## Given instruction
Pull every line containing "values" from the entries.

Records from a collection
● ● ● ● ● ● ●
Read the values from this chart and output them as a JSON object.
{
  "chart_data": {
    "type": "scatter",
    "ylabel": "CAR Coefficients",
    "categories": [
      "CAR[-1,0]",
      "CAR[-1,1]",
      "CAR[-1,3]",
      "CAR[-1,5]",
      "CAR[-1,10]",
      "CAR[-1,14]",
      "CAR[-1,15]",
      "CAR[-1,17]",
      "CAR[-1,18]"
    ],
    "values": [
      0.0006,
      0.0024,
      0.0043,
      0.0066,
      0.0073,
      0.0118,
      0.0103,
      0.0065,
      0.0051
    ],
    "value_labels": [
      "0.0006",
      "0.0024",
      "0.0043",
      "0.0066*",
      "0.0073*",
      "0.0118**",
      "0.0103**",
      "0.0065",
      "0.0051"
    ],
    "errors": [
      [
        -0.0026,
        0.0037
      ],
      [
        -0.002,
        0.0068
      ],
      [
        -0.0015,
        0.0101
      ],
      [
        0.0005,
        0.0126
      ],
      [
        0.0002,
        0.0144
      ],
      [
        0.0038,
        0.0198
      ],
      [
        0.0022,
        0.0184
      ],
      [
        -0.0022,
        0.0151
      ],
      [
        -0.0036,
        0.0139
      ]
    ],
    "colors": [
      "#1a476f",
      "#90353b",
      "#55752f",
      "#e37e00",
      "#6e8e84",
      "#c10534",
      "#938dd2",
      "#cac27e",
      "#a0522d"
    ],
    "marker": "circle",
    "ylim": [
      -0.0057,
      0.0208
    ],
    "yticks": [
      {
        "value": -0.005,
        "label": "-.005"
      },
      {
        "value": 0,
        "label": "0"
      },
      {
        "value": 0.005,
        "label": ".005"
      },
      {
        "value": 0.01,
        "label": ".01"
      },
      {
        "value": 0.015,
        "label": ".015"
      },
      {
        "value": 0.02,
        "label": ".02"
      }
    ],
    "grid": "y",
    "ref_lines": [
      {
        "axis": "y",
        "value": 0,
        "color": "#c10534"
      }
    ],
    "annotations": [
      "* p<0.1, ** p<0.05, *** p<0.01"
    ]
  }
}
● ● ● ● ● ● ●
## Answer to the problem
Read the values from this chart and output them as a JSON object.
    "values": [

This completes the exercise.